■ DIRECTIONS
Give the listing again character for character, but drop the images.

A block of data:
+ + + +
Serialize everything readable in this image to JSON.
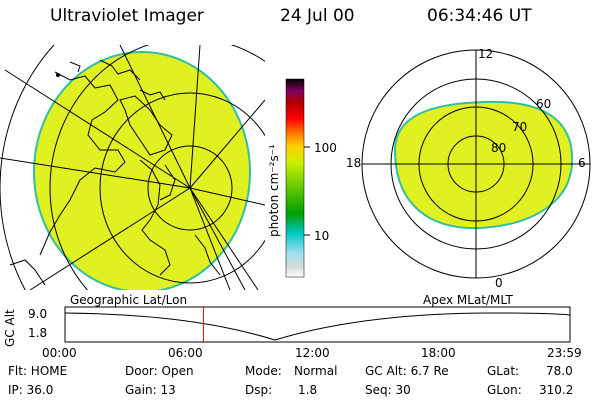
{
  "header": {
    "title": "Ultraviolet Imager",
    "date": "24 Jul 00",
    "time": "06:34:46 UT"
  },
  "colorbar": {
    "label": "photon cm⁻²s⁻¹",
    "ticks": [
      "100",
      "10"
    ],
    "colors": [
      "#ffffff",
      "#c8c8c8",
      "#a0e0ff",
      "#00c8c8",
      "#00a000",
      "#40c000",
      "#a0e000",
      "#e0f000",
      "#ffc000",
      "#ff6000",
      "#ff0000",
      "#c00000",
      "#800080",
      "#000000"
    ]
  },
  "geo_panel": {
    "caption": "Geographic Lat/Lon",
    "fill_color": "#e0f020",
    "edge_color": "#30c0a0"
  },
  "polar_panel": {
    "caption": "Apex MLat/MLT",
    "mlt_labels": {
      "top": "12",
      "left": "18",
      "right": "6",
      "bottom": "0"
    },
    "lat_labels": [
      "60",
      "70",
      "80"
    ]
  },
  "timeline": {
    "ylabel": "GC Alt",
    "ticks_y": [
      "9.0",
      "1.8"
    ],
    "ticks_x": [
      "00:00",
      "06:00",
      "12:00",
      "18:00",
      "23:59"
    ],
    "marker_color": "#ff0000",
    "marker_time_hours": 6.58
  },
  "info": {
    "col1": [
      "Flt: HOME",
      "IP: 36.0"
    ],
    "col2": [
      "Door: Open",
      "Gain: 13"
    ],
    "col3_a": [
      "Mode:",
      "Dsp:"
    ],
    "col3_b": [
      "Normal",
      "1.8"
    ],
    "col4": [
      "GC Alt: 6.7 Re",
      "Seq: 30"
    ],
    "col5_a": [
      "GLat:",
      "GLon:"
    ],
    "col5_b": [
      "78.0",
      "310.2"
    ]
  }
}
+ + + +
■ EXERCISE ANSWER
Serialize everything readable in this image to JSON.
{
  "header": {
    "title": "Ultraviolet Imager",
    "date": "24 Jul 00",
    "time": "06:34:46 UT"
  },
  "colorbar": {
    "label": "photon cm⁻²s⁻¹",
    "ticks": [
      "100",
      "10"
    ],
    "colors": [
      "#ffffff",
      "#c8c8c8",
      "#a0e0ff",
      "#00c8c8",
      "#00a000",
      "#40c000",
      "#a0e000",
      "#e0f000",
      "#ffc000",
      "#ff6000",
      "#ff0000",
      "#c00000",
      "#800080",
      "#000000"
    ]
  },
  "geo_panel": {
    "caption": "Geographic Lat/Lon",
    "fill_color": "#e0f020",
    "edge_color": "#30c0a0"
  },
  "polar_panel": {
    "caption": "Apex MLat/MLT",
    "mlt_labels": {
      "top": "12",
      "left": "18",
      "right": "6",
      "bottom": "0"
    },
    "lat_labels": [
      "60",
      "70",
      "80"
    ]
  },
  "timeline": {
    "ylabel": "GC Alt",
    "ticks_y": [
      "9.0",
      "1.8"
    ],
    "ticks_x": [
      "00:00",
      "06:00",
      "12:00",
      "18:00",
      "23:59"
    ],
    "marker_color": "#ff0000",
    "marker_time_hours": 6.58
  },
  "info": {
    "col1": [
      "Flt: HOME",
      "IP: 36.0"
    ],
    "col2": [
      "Door: Open",
      "Gain: 13"
    ],
    "col3_a": [
      "Mode:",
      "Dsp:"
    ],
    "col3_b": [
      "Normal",
      "1.8"
    ],
    "col4": [
      "GC Alt: 6.7 Re",
      "Seq: 30"
    ],
    "col5_a": [
      "GLat:",
      "GLon:"
    ],
    "col5_b": [
      "78.0",
      "310.2"
    ]
  }
}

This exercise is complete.